■ SHORT TASK 1:
Answer these questions from the talk on dreaming:
(a) What does the talk on dreaming give as tonight's subject?
(b) In the Bible passage it quotes, what did the Lord God cause to fall upon man?
(c) Whom does Tweedle Dee say the King is dreaming about?
■ SHORT TASK 2:
Please repeat word for word the stretch of the entries from their start through the line containing "notice-paragraph: Будьте осторожны, двигаясь".

━━━━━ EXTRACTED TEXT ━━━━━

Tonight’s subject is: ―He is Dreaming Now. The Bible begins, as far as man is concerned: ―And the Lord God caused a great deep sleep to fall upon man, and he slept. And then the Lord God formed woman out of man, and then he told man that he must leave everything and cleave to his wife until they become one‖ − one body, one spirit, just one. That is the beginning of our story. In Lewis Carroll’s book, Alice Through The Looking Glass, all these great writers take the same theme; all the great poets, they do it. And here we find this one little…well, a little dialogue: ―Come and look at him,‖ the brothers cried. And they each took one hand of Alice and led her up to where the King was sleeping. ―He is dreaming now,‖ said Tweedle Dee. ―And what do you think he is dreaming about?‖ Alice said: ―No one can guess that.‖ ―Why, about you!‖ said Tweedle Dee, triumphantly. ―And if he left off dreaming about you, where do you suppose you would be?‖ Where would you be when you are the creation of the King who is dreaming, if he dared to leave off dreaming about you until he completed his purpose?

━━━━━ SUPPLIED DATA ━━━━━

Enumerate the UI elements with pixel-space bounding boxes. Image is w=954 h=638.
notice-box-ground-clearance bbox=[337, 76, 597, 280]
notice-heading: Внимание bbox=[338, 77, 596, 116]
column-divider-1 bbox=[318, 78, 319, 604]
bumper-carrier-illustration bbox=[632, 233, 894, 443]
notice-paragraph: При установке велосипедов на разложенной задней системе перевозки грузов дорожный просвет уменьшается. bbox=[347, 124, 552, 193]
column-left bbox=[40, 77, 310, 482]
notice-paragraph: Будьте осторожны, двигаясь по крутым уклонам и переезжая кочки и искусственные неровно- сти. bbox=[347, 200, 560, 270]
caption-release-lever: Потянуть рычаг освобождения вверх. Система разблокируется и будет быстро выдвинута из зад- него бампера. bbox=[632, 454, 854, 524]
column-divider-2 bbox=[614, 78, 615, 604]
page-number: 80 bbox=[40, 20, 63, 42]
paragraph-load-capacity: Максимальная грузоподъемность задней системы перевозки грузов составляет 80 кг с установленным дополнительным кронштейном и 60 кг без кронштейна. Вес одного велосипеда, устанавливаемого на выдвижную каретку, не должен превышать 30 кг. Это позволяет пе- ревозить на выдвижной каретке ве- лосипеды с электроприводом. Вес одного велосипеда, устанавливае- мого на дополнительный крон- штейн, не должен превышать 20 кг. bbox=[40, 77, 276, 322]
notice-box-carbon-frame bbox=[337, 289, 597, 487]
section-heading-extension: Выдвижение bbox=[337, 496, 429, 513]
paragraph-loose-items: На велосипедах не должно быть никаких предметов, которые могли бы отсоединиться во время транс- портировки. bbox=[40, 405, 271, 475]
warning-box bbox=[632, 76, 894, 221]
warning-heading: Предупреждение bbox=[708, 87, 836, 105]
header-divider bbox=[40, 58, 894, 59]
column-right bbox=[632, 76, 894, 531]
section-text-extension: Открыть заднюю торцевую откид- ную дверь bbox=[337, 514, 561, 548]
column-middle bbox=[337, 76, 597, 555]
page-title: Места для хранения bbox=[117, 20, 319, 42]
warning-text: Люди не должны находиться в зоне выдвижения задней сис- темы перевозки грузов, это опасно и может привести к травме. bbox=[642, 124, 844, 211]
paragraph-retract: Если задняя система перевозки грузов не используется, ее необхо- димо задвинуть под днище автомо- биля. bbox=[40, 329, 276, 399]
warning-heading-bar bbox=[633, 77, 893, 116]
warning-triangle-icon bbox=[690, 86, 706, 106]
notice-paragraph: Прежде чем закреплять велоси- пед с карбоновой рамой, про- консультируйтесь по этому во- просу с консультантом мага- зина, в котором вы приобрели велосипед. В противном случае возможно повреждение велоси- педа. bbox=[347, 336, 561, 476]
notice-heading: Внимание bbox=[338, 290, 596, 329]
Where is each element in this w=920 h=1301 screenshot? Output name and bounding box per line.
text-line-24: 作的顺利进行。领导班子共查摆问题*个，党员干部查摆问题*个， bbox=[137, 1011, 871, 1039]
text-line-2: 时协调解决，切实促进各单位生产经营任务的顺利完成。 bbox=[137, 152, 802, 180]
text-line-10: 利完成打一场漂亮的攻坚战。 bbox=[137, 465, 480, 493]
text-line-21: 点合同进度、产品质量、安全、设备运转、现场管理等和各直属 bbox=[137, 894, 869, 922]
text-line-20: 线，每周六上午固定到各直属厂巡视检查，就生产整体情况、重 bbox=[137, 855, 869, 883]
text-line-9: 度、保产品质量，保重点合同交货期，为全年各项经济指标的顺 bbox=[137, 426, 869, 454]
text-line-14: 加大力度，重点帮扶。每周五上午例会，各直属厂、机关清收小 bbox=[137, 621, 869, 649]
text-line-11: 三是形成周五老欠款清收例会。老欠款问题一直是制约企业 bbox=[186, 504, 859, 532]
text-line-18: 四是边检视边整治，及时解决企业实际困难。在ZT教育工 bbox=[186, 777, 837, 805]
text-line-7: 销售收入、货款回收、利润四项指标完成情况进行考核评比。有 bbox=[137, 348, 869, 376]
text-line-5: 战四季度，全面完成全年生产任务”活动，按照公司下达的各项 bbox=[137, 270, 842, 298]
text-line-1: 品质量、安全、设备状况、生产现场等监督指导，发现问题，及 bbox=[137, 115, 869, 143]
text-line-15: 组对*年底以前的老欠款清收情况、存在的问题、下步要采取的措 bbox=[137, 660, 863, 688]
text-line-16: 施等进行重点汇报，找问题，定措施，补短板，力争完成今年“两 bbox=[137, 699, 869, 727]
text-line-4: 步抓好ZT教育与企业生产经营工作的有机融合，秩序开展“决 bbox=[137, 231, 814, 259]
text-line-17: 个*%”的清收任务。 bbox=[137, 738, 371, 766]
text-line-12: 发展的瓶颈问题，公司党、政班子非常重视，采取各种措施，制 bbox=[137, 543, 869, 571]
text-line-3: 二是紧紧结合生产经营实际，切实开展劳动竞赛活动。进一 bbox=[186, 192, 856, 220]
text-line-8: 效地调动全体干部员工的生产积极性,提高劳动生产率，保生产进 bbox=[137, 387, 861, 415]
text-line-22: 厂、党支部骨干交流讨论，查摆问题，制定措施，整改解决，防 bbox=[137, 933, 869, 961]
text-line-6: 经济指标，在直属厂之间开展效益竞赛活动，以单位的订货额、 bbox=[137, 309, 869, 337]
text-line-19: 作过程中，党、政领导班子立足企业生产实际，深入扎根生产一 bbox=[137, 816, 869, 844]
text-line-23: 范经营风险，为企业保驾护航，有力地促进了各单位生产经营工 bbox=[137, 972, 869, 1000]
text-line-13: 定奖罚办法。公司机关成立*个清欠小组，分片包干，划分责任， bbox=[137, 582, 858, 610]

━━━━━

■ TASK ANSWER 1:
(a) "He is Dreaming Now."
(b) A great deep sleep.
(c) Alice.

■ TASK ANSWER 2:
Enumerate the UI elements with pixel-space bounding boxes. Image is w=954 h=638.
notice-box-ground-clearance bbox=[337, 76, 597, 280]
notice-heading: Внимание bbox=[338, 77, 596, 116]
column-divider-1 bbox=[318, 78, 319, 604]
bumper-carrier-illustration bbox=[632, 233, 894, 443]
notice-paragraph: При установке велосипедов на разложенной задней системе перевозки грузов дорожный просвет уменьшается. bbox=[347, 124, 552, 193]
column-left bbox=[40, 77, 310, 482]
notice-paragraph: Будьте осторожны, двигаясь по крутым уклонам и переезжая кочки и искусственные неровно- сти. bbox=[347, 200, 560, 270]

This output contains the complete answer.